AUFGABE A
Fasse den Lesetext über die Kundenanlage in zwei Sätzen zusammen.
AUFGABE B
Setze den Lesetext über die rechtliche Lage von Kundenanlagen im Anschluss an seinen letzten Satz fort.

=== LESETEXT ===

Eine Gesetzes- und Gutachten-Vorstellung von Jörg Sutter

Baustelle Bundestag: Eine Ergänzung des EnWG kann Kundenanlagen wieder rechtssicher möglich machen [Bild: Jörg Sutter]

Seit der Europäische Gerichtshof im Jahr 2024 ein Urteil zur Behandlung einer Kundenanlage gesprochen hat, gab es einige Verunsicherung bei Energieprojekten. Beispiele: Ein gemeinsames BHKW auf einem Firmenareal oder auch Mieterstrom-Projekte mit PV-Anlagen. Im Mai 2025 hat nun der Bundesgerichtshof einen Beschluss zur „Kundenanlage“ getroffen – und die Verunsicherung gar noch weiter erhöht. Der Beschluss könnte für viele Projekte mit lokaler Versorgung aus dezentralen Energieerzeugungsanlagen das Aus bedeuten – dabei spielen solche Konzepte eine wesentliche Rolle beim Ausbau von lokalen Energieprojekten.

=== BEREITGESTELLTE ZEILEN ===

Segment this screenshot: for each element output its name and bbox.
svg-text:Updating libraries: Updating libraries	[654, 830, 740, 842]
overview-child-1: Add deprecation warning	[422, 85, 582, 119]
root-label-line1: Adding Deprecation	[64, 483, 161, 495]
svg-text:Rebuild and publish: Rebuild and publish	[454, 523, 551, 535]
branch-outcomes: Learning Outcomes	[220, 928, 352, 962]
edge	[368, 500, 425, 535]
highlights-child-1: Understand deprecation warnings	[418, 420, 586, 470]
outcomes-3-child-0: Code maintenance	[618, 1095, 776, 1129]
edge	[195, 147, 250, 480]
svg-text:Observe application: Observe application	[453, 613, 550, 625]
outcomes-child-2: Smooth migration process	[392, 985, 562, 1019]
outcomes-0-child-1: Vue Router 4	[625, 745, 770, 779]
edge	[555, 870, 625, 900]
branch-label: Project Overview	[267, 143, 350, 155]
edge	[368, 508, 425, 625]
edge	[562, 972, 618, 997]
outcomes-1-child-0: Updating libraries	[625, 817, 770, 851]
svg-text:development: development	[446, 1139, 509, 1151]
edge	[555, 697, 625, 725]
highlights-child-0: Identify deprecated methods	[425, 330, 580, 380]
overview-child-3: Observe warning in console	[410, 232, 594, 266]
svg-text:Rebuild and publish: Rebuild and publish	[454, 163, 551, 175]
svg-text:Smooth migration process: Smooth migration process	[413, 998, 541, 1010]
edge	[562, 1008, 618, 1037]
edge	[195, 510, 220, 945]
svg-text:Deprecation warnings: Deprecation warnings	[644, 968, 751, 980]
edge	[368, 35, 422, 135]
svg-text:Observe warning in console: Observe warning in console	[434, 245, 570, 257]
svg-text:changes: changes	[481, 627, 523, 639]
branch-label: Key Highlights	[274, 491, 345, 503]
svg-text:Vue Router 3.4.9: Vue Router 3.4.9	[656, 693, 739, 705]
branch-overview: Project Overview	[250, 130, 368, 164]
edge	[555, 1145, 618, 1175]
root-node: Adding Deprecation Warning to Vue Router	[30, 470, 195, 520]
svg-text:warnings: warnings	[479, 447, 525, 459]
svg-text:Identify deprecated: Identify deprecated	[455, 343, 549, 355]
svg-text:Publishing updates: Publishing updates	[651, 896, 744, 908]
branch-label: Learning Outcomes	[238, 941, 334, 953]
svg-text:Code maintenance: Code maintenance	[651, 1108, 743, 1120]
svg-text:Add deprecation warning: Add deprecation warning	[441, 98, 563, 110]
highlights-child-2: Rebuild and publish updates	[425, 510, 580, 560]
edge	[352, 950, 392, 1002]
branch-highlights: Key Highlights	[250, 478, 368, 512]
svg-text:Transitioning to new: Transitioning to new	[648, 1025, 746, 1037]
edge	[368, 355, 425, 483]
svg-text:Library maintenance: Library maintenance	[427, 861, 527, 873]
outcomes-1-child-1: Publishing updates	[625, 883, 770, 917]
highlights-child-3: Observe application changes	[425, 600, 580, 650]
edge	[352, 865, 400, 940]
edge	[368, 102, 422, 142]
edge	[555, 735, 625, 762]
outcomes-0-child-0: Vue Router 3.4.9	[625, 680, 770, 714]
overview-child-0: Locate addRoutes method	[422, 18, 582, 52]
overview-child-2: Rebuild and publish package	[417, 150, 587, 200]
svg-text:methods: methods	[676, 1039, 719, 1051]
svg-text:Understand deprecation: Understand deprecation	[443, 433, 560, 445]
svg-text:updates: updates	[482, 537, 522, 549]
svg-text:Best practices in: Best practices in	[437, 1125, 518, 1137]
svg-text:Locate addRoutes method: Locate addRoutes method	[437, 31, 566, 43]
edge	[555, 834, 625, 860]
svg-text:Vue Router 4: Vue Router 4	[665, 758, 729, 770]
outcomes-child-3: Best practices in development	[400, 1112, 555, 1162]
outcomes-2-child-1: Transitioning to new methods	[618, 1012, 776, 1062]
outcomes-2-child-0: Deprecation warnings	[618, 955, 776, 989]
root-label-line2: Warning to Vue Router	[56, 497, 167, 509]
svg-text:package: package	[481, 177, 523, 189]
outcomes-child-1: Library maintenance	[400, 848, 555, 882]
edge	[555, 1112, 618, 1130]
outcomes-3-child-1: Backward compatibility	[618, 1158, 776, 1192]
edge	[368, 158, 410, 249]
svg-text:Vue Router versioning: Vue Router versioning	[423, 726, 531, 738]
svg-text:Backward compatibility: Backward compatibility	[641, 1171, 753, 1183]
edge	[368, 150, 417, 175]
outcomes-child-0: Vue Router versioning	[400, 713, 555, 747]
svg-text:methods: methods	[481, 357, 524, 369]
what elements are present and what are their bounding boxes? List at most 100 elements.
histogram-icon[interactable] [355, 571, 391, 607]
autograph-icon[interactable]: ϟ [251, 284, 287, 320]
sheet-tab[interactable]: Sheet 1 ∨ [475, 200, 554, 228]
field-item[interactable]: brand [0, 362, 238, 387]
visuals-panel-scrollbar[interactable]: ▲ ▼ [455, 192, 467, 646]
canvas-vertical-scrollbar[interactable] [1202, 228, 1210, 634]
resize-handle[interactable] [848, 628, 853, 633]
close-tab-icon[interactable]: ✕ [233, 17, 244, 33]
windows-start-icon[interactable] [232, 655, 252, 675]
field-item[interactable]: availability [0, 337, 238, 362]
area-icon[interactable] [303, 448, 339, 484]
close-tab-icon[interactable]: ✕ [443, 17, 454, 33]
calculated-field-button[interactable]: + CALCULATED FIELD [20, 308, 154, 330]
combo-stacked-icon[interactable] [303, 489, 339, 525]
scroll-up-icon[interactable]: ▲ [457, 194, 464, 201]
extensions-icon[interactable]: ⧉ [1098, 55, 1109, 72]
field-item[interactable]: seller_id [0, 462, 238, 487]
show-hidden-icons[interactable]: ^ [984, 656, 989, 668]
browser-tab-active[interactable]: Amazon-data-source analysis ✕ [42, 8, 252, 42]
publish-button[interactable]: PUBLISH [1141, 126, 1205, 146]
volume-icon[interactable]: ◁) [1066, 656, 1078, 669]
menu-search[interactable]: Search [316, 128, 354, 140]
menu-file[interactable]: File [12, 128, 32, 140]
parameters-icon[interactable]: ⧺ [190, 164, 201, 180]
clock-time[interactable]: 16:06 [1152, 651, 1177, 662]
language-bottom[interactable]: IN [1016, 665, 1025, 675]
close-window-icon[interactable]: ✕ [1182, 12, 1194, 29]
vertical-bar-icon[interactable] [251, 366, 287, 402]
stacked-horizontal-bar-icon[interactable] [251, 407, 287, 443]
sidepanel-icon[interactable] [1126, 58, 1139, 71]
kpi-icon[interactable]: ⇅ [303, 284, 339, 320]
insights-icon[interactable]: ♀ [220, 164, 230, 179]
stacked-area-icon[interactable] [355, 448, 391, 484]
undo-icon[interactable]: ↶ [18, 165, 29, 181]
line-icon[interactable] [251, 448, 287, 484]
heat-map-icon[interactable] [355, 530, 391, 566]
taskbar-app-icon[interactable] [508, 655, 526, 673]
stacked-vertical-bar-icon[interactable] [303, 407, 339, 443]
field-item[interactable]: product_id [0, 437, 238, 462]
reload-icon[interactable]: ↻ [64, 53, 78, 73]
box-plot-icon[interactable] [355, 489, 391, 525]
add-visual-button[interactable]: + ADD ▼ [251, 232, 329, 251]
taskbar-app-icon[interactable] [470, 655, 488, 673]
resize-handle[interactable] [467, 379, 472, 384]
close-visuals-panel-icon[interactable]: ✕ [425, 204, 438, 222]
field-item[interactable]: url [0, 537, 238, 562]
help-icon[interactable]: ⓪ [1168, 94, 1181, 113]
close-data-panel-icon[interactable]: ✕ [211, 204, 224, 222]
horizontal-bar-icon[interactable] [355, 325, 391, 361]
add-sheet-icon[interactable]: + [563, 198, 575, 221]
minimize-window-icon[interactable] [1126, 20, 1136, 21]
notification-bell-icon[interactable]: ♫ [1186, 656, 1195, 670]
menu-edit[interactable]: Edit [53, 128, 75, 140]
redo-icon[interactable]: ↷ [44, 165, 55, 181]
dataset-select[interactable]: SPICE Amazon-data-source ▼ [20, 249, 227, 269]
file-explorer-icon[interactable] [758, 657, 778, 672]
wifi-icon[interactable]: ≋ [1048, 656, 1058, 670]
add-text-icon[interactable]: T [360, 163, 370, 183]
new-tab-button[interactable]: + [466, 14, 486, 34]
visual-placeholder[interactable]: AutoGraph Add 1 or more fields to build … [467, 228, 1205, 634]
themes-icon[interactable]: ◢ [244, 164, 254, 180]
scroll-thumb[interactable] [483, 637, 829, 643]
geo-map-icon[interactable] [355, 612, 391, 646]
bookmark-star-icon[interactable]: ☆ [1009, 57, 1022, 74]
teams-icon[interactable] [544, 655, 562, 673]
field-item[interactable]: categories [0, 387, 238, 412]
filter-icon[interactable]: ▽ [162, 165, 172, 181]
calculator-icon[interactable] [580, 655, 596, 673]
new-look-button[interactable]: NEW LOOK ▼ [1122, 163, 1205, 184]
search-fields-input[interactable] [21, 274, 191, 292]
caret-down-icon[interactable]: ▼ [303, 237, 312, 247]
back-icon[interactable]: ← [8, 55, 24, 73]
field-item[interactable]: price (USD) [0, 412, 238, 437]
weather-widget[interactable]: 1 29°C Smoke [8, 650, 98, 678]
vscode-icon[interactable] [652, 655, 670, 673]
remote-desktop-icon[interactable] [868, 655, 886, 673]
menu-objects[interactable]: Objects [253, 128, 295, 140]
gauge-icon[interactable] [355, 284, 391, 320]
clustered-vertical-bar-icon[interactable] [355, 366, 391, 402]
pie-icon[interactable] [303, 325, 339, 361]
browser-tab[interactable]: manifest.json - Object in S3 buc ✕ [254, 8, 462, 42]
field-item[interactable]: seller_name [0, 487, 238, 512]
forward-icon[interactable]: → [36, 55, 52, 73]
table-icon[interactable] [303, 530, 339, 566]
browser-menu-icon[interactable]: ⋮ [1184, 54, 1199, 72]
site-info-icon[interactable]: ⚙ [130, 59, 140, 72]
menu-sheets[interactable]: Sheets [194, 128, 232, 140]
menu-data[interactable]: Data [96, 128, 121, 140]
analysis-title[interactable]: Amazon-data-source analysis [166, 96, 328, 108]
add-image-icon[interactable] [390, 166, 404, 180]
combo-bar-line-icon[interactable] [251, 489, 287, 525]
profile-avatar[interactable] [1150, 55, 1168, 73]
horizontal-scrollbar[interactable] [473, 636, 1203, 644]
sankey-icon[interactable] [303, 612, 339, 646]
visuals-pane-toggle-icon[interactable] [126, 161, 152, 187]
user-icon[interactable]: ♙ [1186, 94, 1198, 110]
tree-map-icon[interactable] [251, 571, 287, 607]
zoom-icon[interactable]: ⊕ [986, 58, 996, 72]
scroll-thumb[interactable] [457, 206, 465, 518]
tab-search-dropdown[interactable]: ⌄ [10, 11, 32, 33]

===

ERGEBNIS A
Seit einem Urteil des Europäischen Gerichtshofs aus dem Jahr 2024 zur Behandlung einer Kundenanlage herrscht Verunsicherung bei Energieprojekten wie einem gemeinsamen BHKW auf einem Firmenareal oder Mieterstrom-Projekten mit PV-Anlagen. Ein Beschluss des Bundesgerichtshofs vom Mai 2025 hat diese Verunsicherung noch erhöht und könnte für viele Projekte mit lokaler Versorgung aus dezentralen Energieerzeugungsanlagen das Aus bedeuten.

ERGEBNIS B
Im Auftrag vom Landesverband Franken der DGS und dem Bundesverband Solarwirtschaft (BSW) hat nun das Rechtsanwaltsbüro Nümann + Siebert (Berlin/Karlsruhe) ein Gutachten erstellt. Darin findet sich ein einfacher Umsetzungsvorschlag an den Gesetzgeber, der sowohl auf das Urteil des EuGH als auch auf das BGH-Urteil eingeht und es möglich machen würde, auch in Zukunft Kundenanlagen und dazugehörige Energieprojekte umzusetzen.

Solche Projekte – gerade unter Einbeziehung von erneuerbaren Energien wie Photovoltaik – sind für die Energiewende unerlässlich, sowohl im Wohnungsbau (Mieterstrom) als auch im gewerblichen Bereich (z.B. Quartiersprojekte). Deshalb sollte der Gesetzgeber den Vorschlag möglichst rasch umsetzen, um diese Projekte nicht auszubremsen. Am schnellsten ist das denkbar, wenn wie vorgeschlagen eine Änderung in die derzeit laufende Aktualisierung des Energiewirtschaftsgesetzes (EnWG) eingearbeitet würde. Das könnte dann noch in diesem Jahr bundespolitisch in Berlin verabschiedet werden.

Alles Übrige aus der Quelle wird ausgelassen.